Stated goal ▸
Check each line of the records for "intermittent"; collect those that have it.

[Start Records shown]

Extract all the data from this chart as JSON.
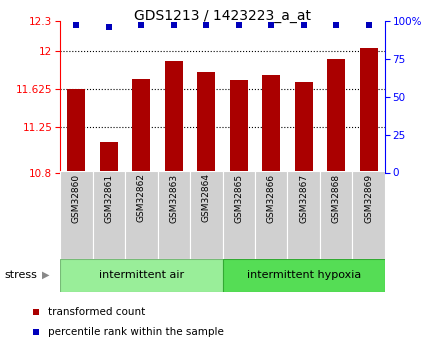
{
  "title": "GDS1213 / 1423223_a_at",
  "samples": [
    "GSM32860",
    "GSM32861",
    "GSM32862",
    "GSM32863",
    "GSM32864",
    "GSM32865",
    "GSM32866",
    "GSM32867",
    "GSM32868",
    "GSM32869"
  ],
  "bar_values": [
    11.625,
    11.1,
    11.72,
    11.9,
    11.79,
    11.71,
    11.76,
    11.69,
    11.92,
    12.03
  ],
  "percentile_values": [
    97,
    96,
    97,
    97,
    97,
    97,
    97,
    97,
    97,
    97
  ],
  "bar_color": "#AA0000",
  "percentile_color": "#0000BB",
  "ylim_left": [
    10.8,
    12.3
  ],
  "ylim_right": [
    0,
    100
  ],
  "yticks_left": [
    10.8,
    11.25,
    11.625,
    12.0,
    12.3
  ],
  "yticks_right": [
    0,
    25,
    50,
    75,
    100
  ],
  "ytick_labels_left": [
    "10.8",
    "11.25",
    "11.625",
    "12",
    "12.3"
  ],
  "ytick_labels_right": [
    "0",
    "25",
    "50",
    "75",
    "100%"
  ],
  "group1_label": "intermittent air",
  "group2_label": "intermittent hypoxia",
  "group1_color": "#99EE99",
  "group2_color": "#55DD55",
  "stress_label": "stress",
  "legend_bar_label": "transformed count",
  "legend_pct_label": "percentile rank within the sample",
  "dotted_line_yticks": [
    11.25,
    11.625,
    12.0
  ]
}
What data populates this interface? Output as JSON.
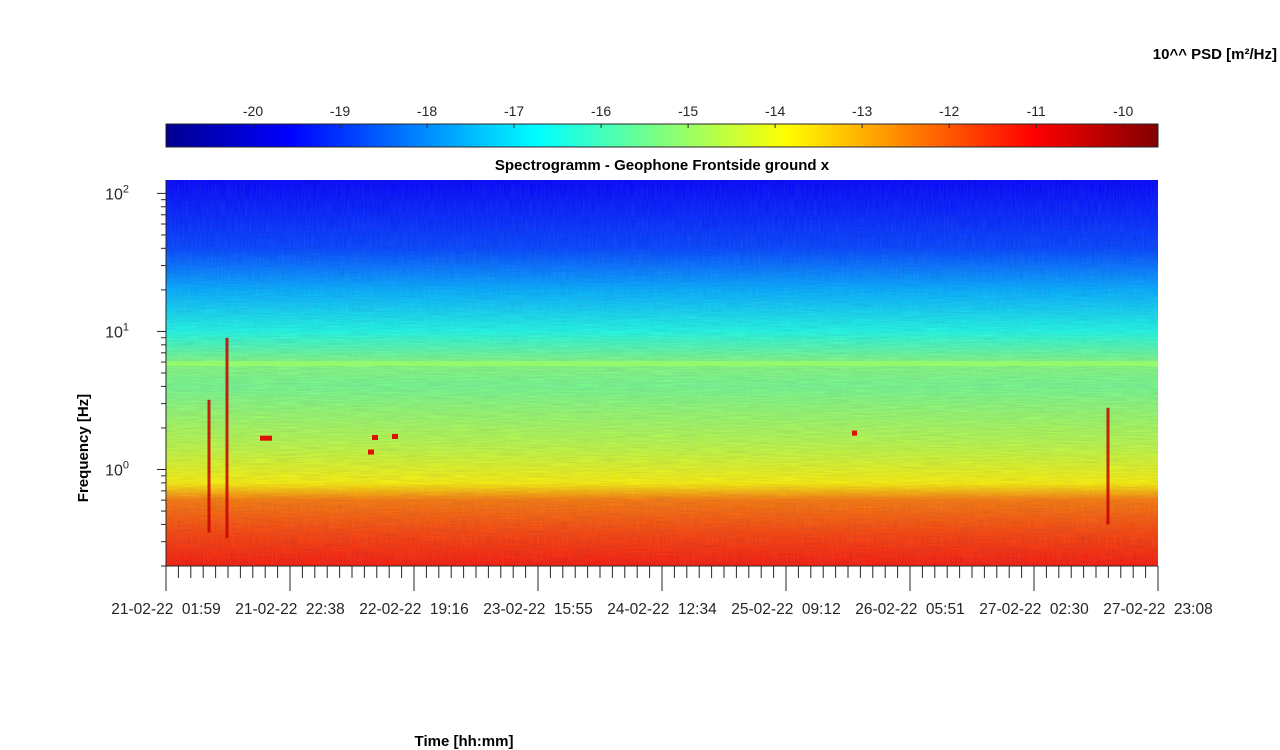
{
  "chart_data": {
    "type": "heatmap",
    "title": "Spectrogramm - Geophone Frontside ground x",
    "xlabel": "Time [hh:mm]",
    "ylabel": "Frequency [Hz]",
    "y_scale": "log",
    "ylim": [
      0.2,
      125
    ],
    "y_ticks": [
      {
        "value": 1,
        "base": "10",
        "exp": "0"
      },
      {
        "value": 10,
        "base": "10",
        "exp": "1"
      },
      {
        "value": 100,
        "base": "10",
        "exp": "2"
      }
    ],
    "x_range": [
      "21-02-22 01:59",
      "27-02-22 23:08"
    ],
    "x_ticks": [
      "21-02-22  01:59",
      "21-02-22  22:38",
      "22-02-22  19:16",
      "23-02-22  15:55",
      "24-02-22  12:34",
      "25-02-22  09:12",
      "26-02-22  05:51",
      "27-02-22  02:30",
      "27-02-22  23:08"
    ],
    "colorbar": {
      "label": "10^^ PSD [m²/Hz]",
      "colormap": "jet",
      "range": [
        -21,
        -9.6
      ],
      "ticks": [
        "-20",
        "-19",
        "-18",
        "-17",
        "-16",
        "-15",
        "-14",
        "-13",
        "-12",
        "-11",
        "-10"
      ]
    },
    "psd_profile": {
      "frequency_hz": [
        0.2,
        0.35,
        0.6,
        0.8,
        1.5,
        4,
        5.8,
        10,
        20,
        40,
        125
      ],
      "log10_psd": [
        -11.3,
        -11.8,
        -12.4,
        -13.8,
        -14.6,
        -15.4,
        -15.2,
        -16.4,
        -17.6,
        -18.8,
        -19.6
      ]
    },
    "grid": false,
    "legend": "none"
  }
}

[End Records shown]

Full answer ▸
  "group1_label": "intermittent air",
  "group2_label": "intermittent hypoxia",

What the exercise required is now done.